What needs to be done » Give the number of lines holding the string "xlabel" and nothing more.

Records for the task »
☆ ☆ ☆ ☆ ☆ ☆ ☆

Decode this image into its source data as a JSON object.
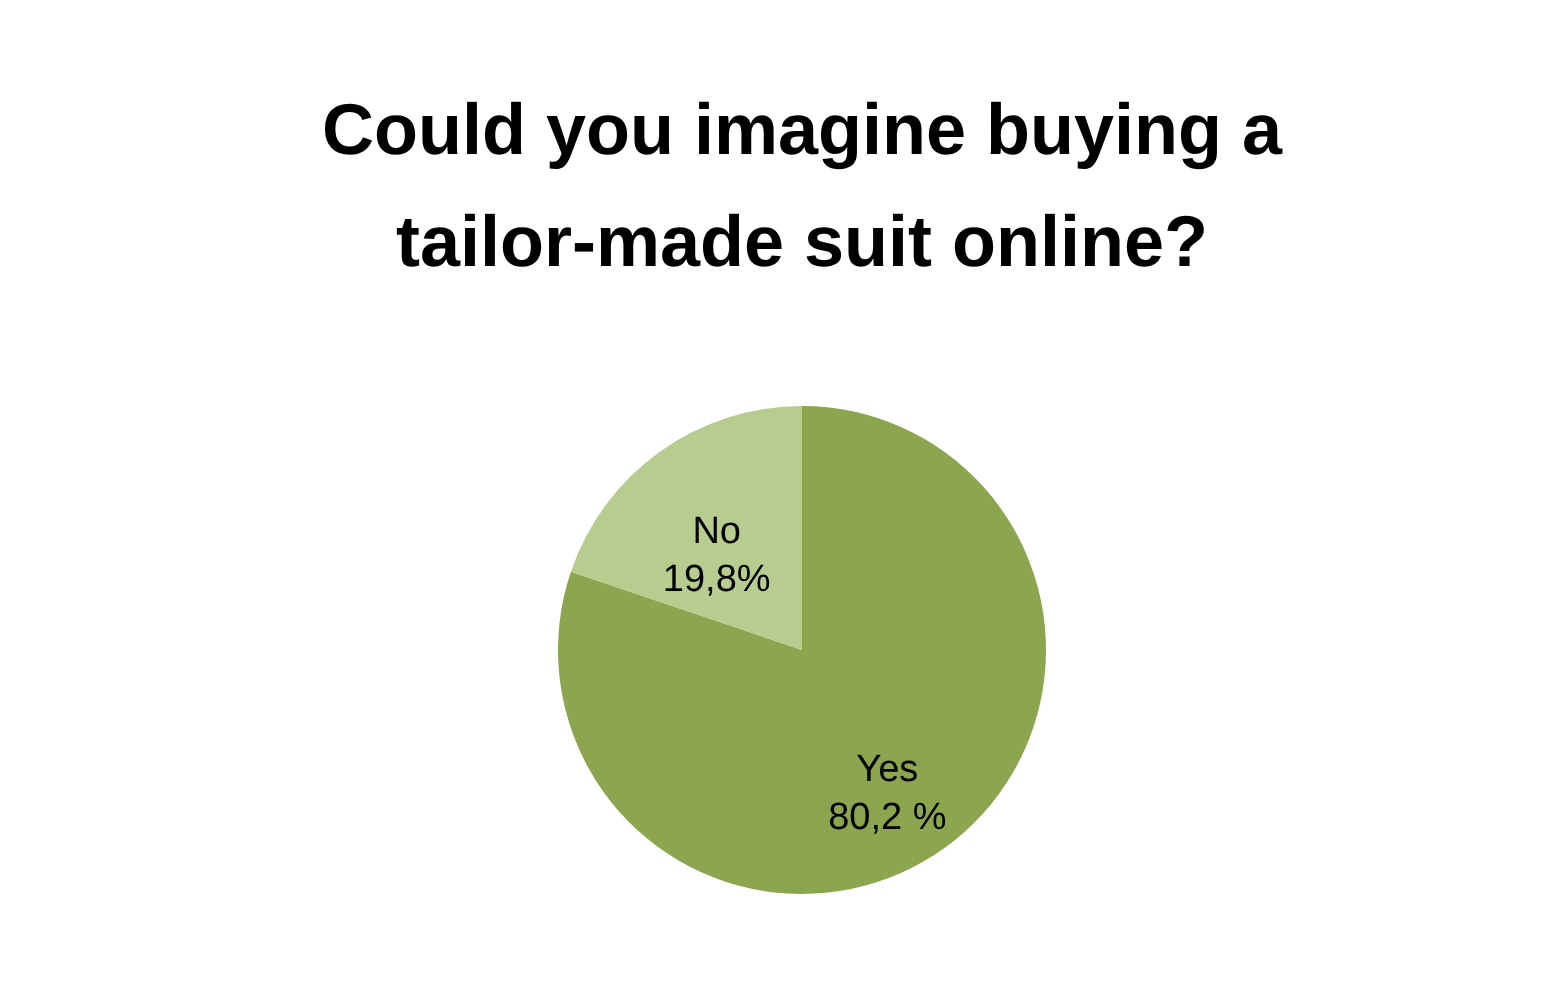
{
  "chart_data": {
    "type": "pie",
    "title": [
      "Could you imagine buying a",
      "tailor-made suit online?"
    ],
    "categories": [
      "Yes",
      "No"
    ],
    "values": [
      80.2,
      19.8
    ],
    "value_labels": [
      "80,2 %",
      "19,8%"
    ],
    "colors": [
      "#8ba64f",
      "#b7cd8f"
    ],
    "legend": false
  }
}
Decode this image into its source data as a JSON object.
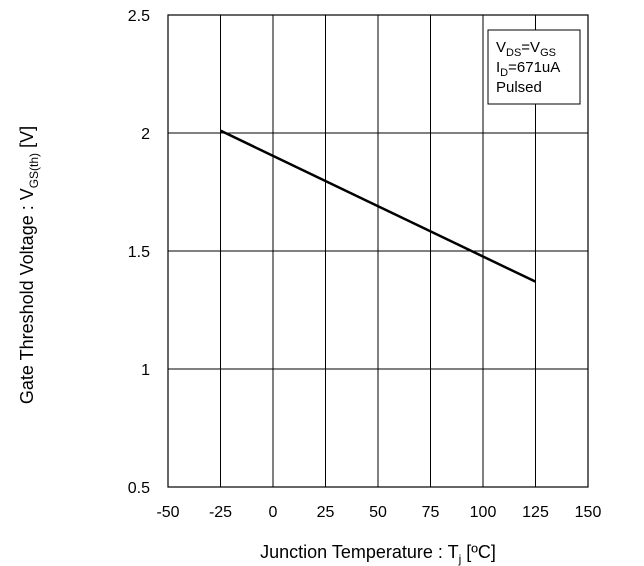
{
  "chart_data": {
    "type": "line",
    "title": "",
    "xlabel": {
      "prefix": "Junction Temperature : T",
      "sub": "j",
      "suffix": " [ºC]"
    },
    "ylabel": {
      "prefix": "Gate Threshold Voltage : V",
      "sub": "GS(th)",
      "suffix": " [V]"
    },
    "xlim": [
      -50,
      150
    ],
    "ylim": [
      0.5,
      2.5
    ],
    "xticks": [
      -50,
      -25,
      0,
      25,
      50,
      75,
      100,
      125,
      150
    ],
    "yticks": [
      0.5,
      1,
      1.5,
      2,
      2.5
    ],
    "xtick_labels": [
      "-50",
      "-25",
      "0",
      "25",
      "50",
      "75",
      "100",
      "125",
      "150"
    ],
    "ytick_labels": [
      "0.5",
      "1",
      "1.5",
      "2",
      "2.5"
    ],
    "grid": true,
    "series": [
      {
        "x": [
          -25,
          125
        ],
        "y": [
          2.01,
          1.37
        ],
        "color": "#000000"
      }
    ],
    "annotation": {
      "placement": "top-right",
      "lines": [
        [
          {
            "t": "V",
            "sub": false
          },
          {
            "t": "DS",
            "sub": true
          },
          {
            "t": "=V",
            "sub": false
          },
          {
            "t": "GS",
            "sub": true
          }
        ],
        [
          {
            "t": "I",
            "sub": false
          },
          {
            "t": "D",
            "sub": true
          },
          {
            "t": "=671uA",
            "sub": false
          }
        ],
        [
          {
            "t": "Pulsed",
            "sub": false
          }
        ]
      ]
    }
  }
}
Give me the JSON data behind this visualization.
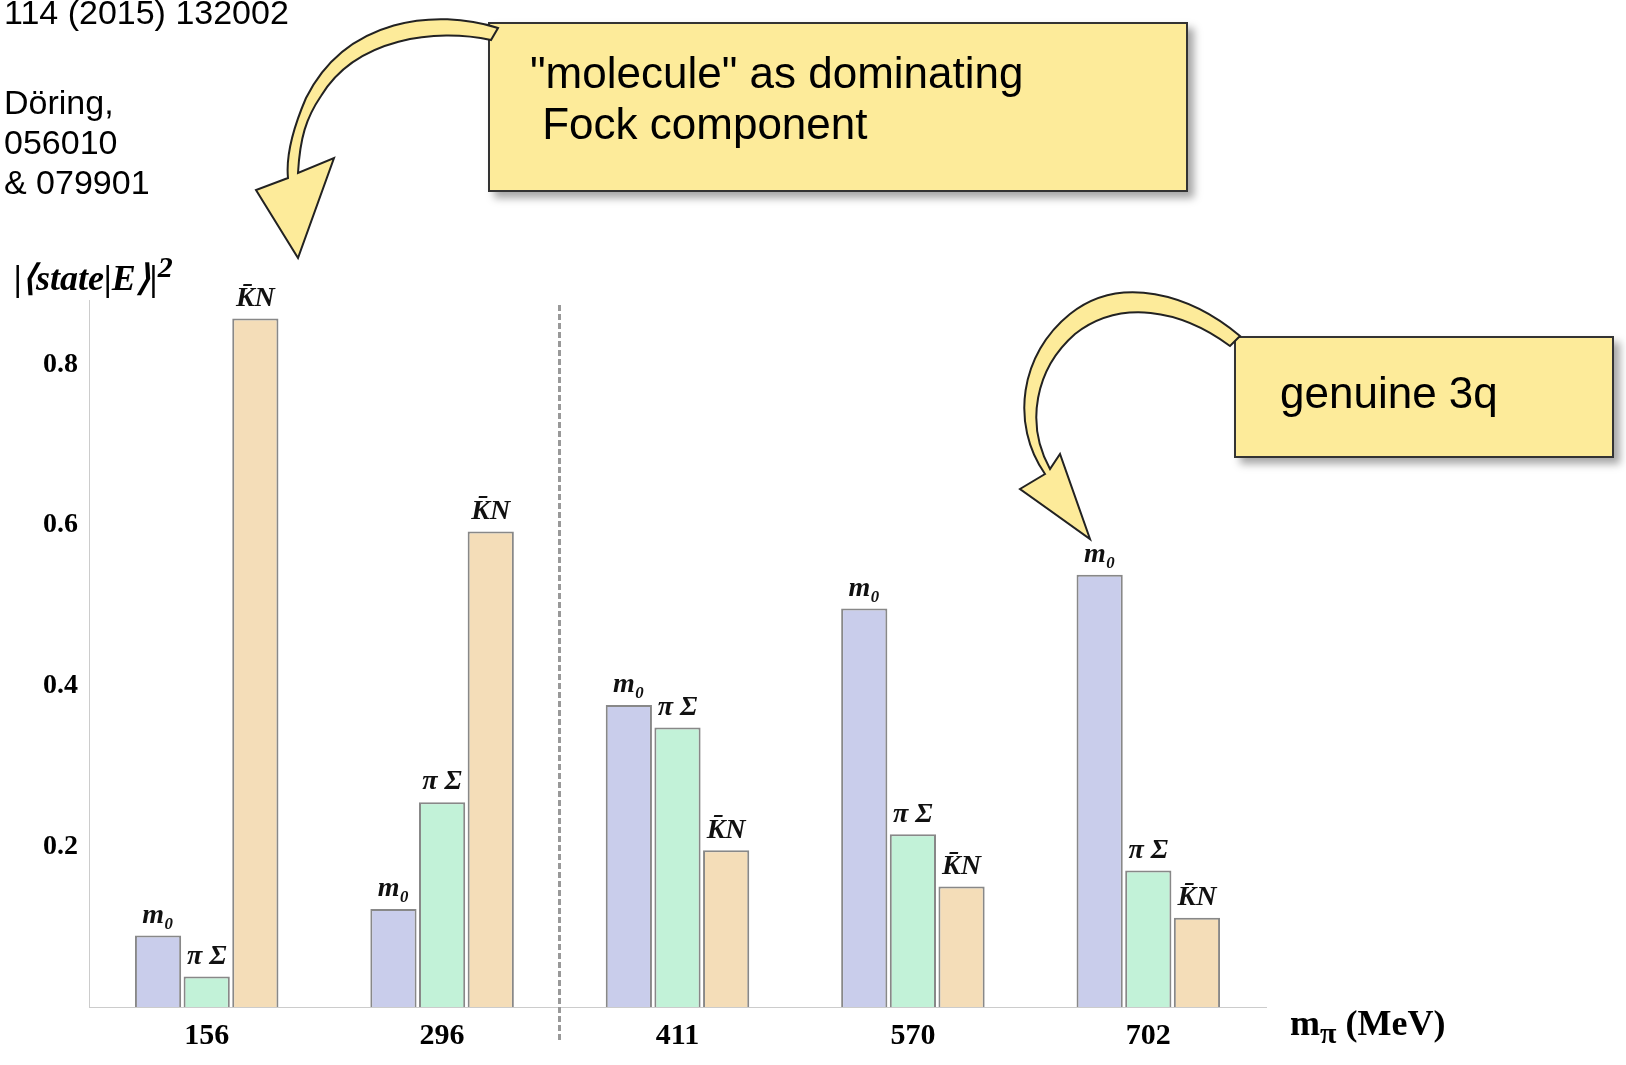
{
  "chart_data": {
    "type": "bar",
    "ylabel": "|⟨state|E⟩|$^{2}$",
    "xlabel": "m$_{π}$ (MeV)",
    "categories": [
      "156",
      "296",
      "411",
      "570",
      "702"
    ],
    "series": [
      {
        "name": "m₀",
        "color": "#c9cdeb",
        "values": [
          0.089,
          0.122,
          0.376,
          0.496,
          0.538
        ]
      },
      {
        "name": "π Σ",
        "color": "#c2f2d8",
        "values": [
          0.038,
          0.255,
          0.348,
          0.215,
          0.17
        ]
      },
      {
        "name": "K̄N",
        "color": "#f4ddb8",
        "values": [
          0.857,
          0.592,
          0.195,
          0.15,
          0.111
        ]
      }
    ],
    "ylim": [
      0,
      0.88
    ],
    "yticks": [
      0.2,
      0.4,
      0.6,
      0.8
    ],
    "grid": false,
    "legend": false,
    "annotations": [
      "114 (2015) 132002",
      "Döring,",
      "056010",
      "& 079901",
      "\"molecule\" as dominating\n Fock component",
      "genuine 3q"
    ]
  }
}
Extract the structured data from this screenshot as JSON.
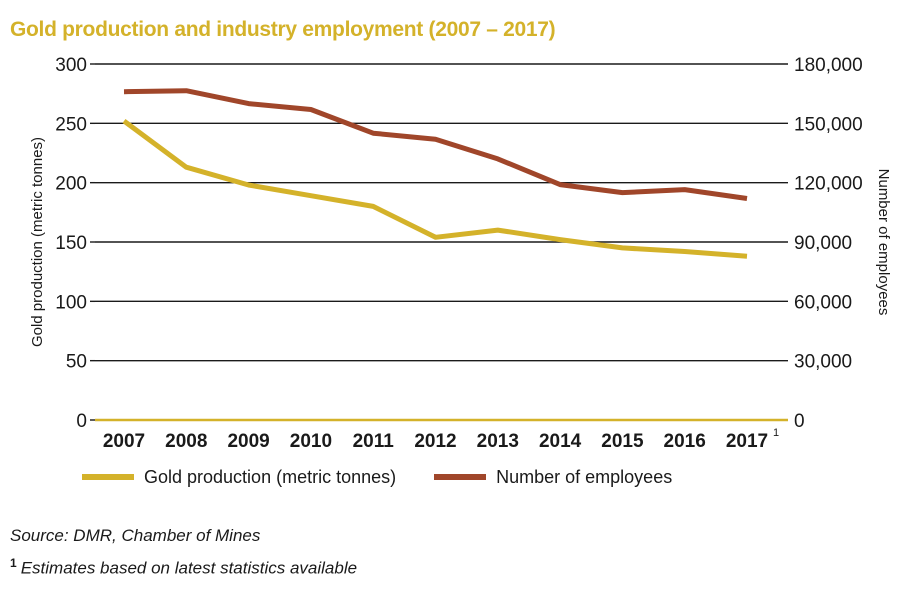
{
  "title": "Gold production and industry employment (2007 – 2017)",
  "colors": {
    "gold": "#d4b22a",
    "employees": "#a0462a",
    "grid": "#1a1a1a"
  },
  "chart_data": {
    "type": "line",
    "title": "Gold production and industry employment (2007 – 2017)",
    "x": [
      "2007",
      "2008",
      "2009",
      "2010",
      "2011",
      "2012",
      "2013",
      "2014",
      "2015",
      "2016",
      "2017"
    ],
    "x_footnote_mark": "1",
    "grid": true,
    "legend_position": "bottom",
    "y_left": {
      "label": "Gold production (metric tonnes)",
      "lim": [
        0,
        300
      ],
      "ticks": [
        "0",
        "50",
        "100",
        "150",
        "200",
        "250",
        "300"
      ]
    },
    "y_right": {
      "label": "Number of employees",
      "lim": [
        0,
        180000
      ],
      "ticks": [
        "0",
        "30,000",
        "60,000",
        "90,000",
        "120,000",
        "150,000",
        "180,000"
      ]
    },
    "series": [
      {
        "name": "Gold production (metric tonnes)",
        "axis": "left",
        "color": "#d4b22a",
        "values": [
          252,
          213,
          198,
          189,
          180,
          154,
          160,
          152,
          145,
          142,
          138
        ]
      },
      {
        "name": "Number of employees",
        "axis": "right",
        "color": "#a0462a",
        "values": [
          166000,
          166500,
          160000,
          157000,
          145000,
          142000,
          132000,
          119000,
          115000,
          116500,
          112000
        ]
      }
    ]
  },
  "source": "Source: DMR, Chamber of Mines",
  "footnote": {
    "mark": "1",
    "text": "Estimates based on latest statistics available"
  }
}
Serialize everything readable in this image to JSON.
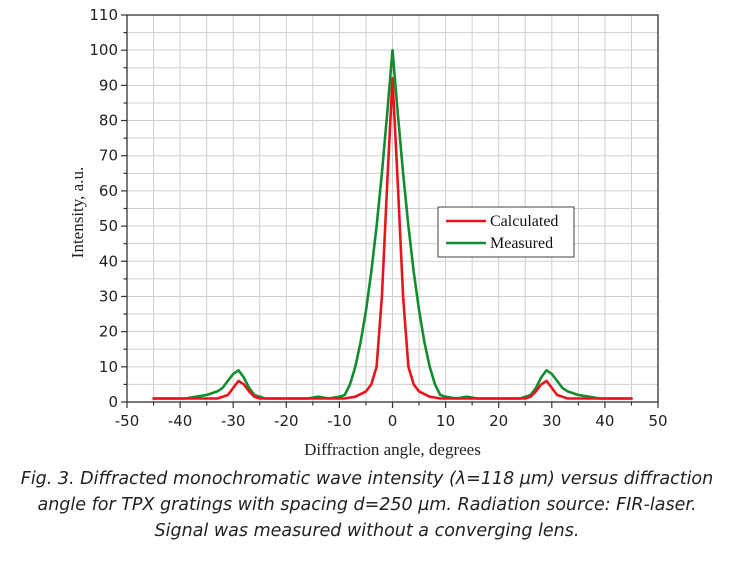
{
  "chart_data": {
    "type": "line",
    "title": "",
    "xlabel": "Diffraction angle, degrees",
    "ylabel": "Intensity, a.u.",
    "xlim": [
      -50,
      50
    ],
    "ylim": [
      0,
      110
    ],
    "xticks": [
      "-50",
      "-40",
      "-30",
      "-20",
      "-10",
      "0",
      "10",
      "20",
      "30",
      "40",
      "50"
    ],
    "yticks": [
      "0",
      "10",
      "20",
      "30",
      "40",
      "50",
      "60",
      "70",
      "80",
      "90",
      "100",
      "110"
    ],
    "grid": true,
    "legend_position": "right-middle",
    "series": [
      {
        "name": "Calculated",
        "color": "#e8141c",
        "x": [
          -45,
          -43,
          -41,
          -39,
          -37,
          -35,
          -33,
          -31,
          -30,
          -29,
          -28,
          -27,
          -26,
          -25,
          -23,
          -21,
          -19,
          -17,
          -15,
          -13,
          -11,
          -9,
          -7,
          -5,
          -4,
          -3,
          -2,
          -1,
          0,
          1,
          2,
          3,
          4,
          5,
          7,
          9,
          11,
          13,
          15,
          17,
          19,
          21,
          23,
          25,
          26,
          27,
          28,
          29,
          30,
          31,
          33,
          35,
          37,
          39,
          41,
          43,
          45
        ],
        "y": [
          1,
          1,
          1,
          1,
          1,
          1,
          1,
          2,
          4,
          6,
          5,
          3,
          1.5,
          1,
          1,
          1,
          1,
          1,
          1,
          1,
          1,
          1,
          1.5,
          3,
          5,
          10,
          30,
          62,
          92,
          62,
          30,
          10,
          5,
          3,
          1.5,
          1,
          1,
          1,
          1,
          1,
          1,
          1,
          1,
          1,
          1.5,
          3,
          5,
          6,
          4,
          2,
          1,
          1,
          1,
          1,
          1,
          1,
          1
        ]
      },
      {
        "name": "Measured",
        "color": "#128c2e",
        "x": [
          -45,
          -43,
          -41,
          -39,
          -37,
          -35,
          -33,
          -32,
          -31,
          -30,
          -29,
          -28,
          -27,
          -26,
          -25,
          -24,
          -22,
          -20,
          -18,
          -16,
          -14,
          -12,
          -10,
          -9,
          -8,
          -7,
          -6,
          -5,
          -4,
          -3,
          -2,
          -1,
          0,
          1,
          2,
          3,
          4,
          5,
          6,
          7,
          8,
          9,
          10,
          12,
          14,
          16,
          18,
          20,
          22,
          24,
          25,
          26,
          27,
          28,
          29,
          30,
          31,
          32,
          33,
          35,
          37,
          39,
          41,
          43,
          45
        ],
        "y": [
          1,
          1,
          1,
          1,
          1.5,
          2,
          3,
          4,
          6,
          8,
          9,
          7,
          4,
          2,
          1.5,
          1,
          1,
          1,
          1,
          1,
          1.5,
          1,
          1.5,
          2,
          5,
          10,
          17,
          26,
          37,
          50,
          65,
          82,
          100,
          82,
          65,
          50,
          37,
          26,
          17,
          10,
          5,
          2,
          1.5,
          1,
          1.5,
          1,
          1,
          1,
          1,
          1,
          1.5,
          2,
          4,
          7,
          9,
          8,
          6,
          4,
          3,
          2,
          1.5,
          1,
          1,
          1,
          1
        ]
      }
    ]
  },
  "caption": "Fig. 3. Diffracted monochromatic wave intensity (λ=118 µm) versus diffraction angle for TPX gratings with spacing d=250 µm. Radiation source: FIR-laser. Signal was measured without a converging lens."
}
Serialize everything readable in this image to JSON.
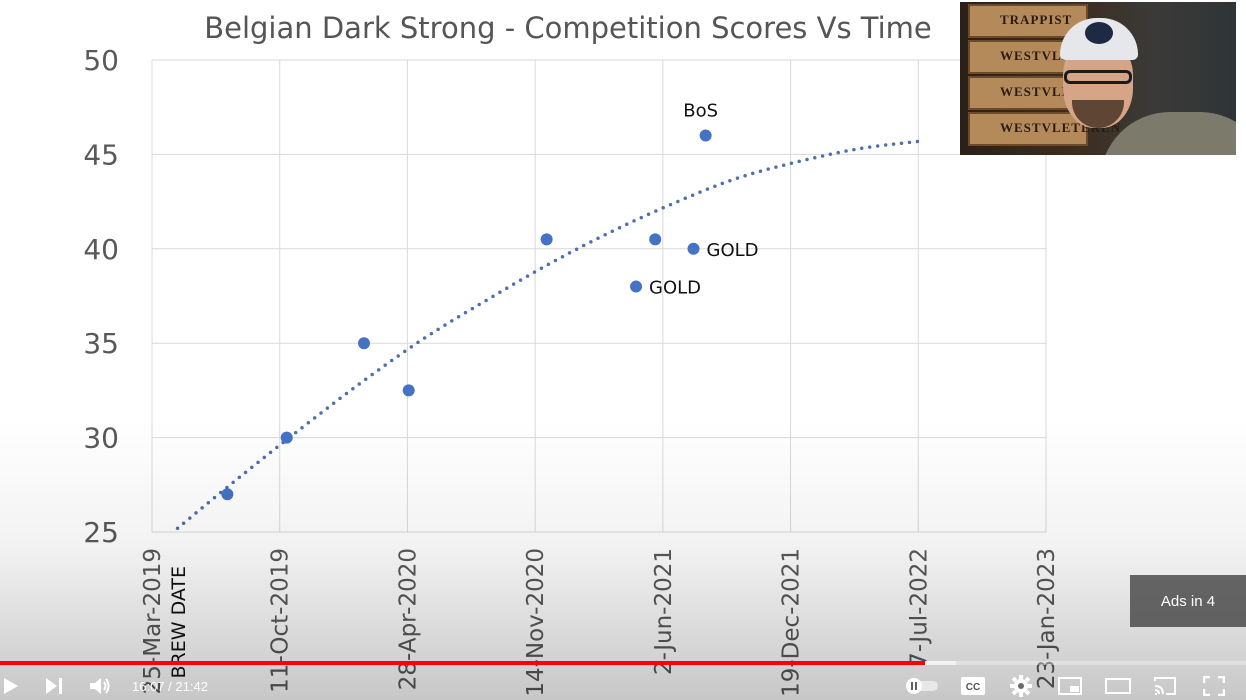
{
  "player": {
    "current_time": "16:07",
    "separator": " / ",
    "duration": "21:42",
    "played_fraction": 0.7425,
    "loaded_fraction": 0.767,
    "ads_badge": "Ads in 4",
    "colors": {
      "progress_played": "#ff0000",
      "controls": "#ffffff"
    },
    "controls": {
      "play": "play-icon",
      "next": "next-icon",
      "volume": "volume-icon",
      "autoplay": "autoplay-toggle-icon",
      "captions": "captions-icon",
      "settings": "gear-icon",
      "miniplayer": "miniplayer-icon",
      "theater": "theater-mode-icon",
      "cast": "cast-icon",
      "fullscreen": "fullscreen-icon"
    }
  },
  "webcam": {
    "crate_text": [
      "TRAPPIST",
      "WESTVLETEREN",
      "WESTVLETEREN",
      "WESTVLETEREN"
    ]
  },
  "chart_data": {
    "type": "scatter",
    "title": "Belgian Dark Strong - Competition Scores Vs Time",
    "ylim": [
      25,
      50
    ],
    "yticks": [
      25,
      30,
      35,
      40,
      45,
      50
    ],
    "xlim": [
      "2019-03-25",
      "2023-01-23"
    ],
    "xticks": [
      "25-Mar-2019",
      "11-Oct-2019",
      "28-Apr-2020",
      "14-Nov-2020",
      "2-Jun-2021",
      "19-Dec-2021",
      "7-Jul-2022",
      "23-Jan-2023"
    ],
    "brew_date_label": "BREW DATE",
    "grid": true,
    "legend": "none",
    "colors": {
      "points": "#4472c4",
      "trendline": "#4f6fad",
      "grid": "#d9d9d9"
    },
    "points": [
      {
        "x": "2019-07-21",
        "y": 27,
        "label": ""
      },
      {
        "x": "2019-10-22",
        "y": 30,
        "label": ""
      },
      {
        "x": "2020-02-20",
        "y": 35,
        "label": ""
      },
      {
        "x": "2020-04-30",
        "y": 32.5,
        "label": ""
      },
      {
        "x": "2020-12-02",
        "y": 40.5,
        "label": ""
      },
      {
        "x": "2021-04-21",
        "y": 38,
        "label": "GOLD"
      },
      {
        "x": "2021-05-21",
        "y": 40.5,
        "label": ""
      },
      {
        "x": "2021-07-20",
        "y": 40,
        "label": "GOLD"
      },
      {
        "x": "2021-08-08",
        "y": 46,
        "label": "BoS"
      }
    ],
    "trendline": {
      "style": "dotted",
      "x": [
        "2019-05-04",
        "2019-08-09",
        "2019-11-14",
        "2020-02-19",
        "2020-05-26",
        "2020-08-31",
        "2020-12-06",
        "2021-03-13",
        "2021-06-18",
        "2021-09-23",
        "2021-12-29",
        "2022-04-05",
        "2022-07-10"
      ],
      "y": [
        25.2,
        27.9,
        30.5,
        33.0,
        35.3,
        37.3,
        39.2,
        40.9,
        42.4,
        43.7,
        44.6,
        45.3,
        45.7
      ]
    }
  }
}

☆ ☆ ☆ ☆ ☆ ☆ ☆

Task result » 3